### THE INPUT:

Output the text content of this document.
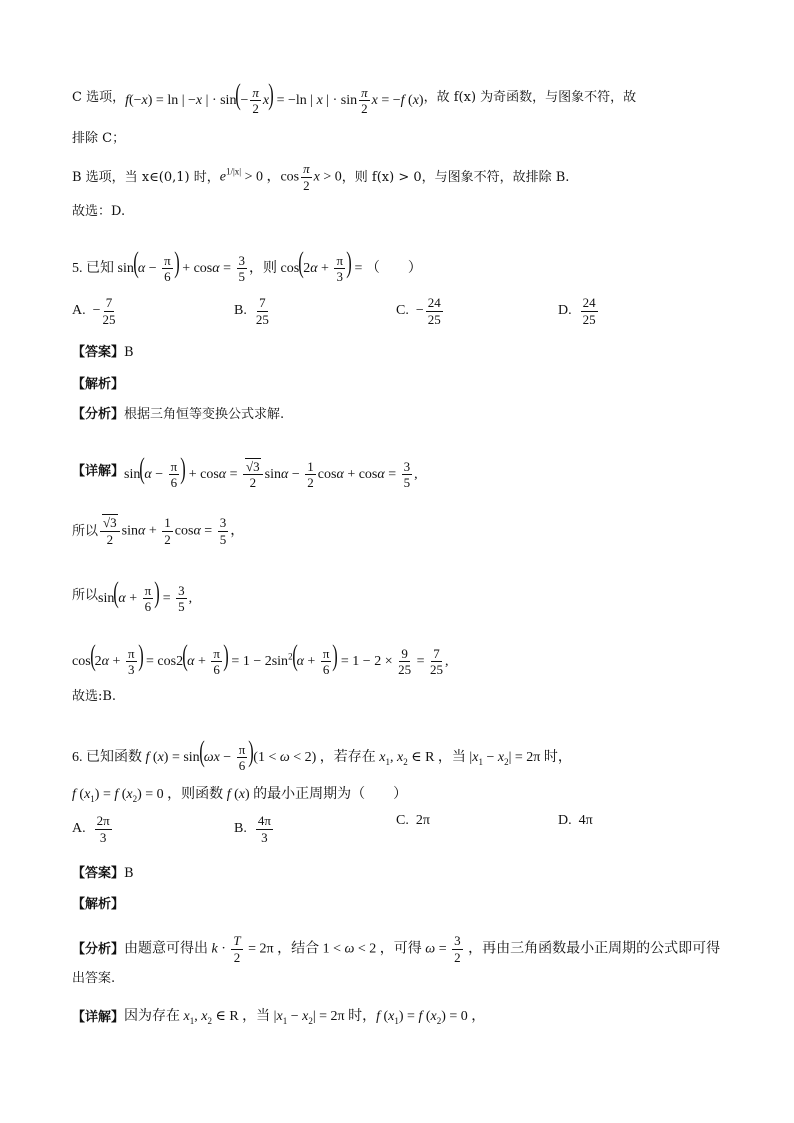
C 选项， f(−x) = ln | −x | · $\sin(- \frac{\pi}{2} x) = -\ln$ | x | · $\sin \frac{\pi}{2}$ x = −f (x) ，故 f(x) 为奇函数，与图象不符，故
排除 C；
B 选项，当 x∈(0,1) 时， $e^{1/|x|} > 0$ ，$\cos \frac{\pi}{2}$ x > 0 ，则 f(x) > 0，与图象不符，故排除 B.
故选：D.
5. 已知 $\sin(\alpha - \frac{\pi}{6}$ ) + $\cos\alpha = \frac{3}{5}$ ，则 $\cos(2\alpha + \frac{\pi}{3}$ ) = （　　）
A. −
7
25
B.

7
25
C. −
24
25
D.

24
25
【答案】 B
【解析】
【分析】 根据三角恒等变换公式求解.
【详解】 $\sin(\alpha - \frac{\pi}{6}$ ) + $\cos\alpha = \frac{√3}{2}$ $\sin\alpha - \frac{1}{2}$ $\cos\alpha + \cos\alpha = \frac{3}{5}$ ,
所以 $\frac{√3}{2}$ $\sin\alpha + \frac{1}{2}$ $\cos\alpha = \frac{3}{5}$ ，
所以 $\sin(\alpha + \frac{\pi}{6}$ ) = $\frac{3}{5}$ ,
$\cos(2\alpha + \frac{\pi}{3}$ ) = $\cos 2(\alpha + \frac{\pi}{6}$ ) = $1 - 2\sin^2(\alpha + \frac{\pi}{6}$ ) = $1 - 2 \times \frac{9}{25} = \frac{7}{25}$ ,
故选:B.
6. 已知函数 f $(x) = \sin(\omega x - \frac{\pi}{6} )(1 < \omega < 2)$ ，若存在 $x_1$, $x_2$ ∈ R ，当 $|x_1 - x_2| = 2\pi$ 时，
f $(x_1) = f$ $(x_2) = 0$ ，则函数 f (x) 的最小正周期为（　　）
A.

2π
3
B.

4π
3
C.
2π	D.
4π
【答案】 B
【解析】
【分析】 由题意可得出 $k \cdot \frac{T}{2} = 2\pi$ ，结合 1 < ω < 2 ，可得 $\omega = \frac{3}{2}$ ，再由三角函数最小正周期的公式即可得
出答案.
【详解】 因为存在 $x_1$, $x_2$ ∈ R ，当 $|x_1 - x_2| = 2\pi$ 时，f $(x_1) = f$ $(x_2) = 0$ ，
--
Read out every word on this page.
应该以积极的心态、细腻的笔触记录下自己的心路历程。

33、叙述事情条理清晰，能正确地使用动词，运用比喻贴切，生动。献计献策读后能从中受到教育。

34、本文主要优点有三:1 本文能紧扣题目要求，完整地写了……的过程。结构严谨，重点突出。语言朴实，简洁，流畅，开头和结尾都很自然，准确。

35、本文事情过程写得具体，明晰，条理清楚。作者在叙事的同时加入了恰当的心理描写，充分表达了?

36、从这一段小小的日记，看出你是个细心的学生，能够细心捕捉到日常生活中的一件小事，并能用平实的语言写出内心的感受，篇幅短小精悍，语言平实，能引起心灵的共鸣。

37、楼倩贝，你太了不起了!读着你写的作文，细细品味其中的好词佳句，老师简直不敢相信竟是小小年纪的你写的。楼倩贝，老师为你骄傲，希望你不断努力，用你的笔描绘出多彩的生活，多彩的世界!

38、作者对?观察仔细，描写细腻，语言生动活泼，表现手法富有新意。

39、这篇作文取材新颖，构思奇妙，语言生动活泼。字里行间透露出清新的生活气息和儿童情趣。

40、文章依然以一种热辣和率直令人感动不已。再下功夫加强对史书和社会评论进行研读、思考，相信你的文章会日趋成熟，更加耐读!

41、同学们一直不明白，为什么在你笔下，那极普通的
...
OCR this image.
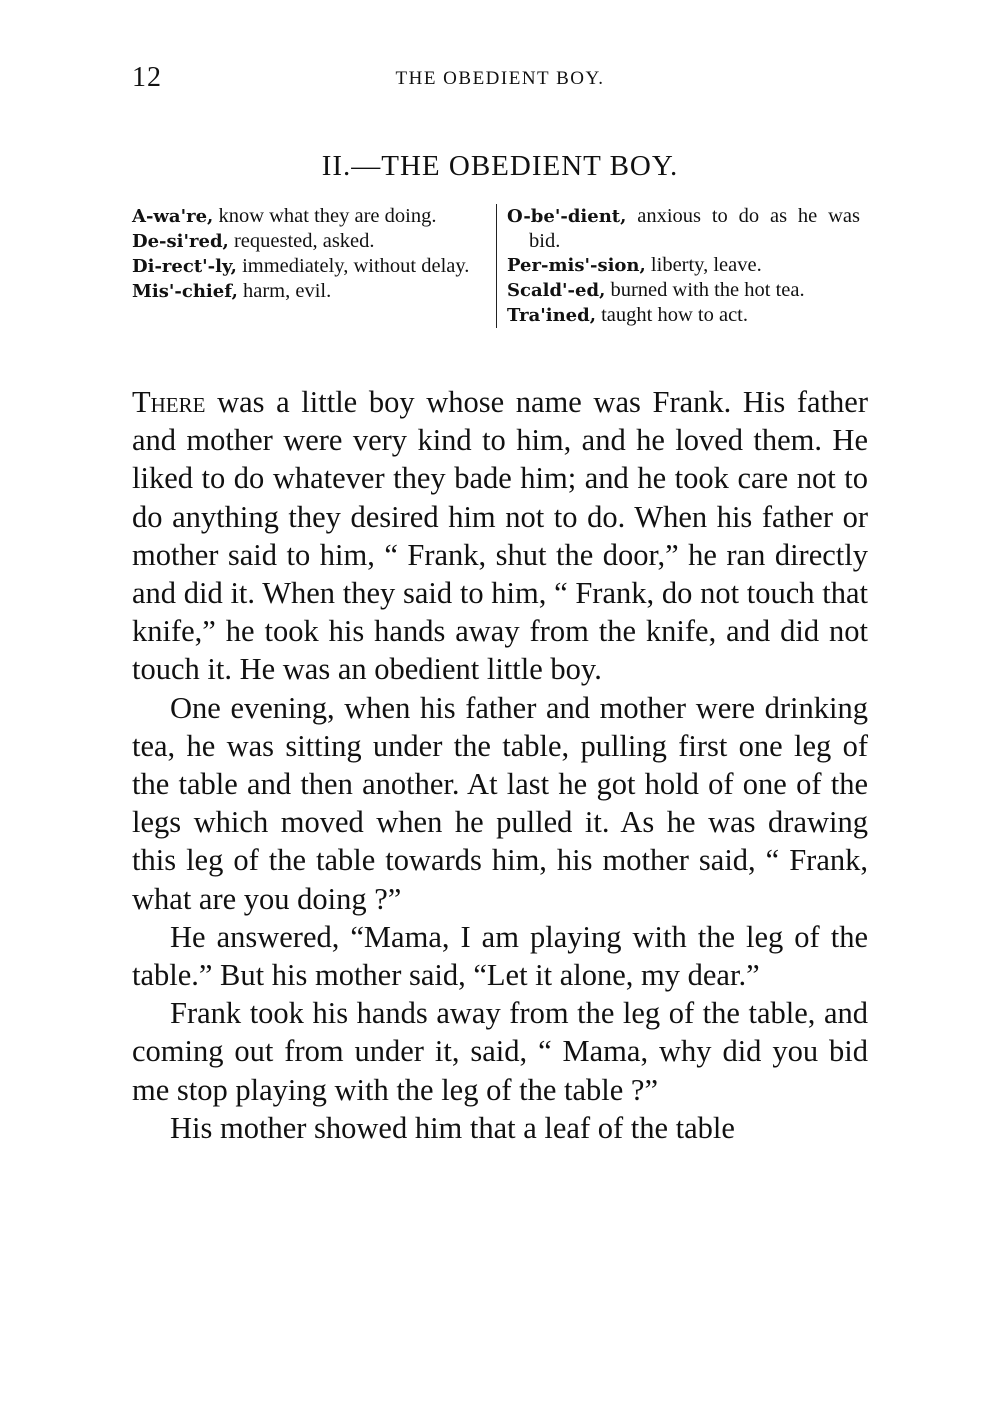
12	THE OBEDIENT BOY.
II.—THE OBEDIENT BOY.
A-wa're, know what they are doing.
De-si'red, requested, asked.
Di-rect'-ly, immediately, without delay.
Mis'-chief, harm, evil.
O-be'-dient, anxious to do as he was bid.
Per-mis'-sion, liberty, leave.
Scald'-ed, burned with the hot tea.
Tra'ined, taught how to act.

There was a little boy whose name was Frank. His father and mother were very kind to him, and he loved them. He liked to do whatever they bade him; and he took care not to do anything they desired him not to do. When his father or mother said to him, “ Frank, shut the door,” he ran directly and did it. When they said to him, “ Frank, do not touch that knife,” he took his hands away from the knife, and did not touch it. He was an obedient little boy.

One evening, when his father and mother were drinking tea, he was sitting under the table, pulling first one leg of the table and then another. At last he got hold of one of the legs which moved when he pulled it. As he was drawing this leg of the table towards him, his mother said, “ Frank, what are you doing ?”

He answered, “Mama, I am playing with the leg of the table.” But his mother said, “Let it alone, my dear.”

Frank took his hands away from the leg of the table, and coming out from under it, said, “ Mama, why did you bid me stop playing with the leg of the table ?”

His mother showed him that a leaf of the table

### JOB:
Each line above that holds the string "Mama" should be copied and shown.

### EXPECTED ANSWER:
He answered, “Mama, I am playing with the leg of the table.” But his mother said, “Let it alone, my dear.”
Frank took his hands away from the leg of the table, and coming out from under it, said, “ Mama, why did you bid me stop playing with the leg of the table ?”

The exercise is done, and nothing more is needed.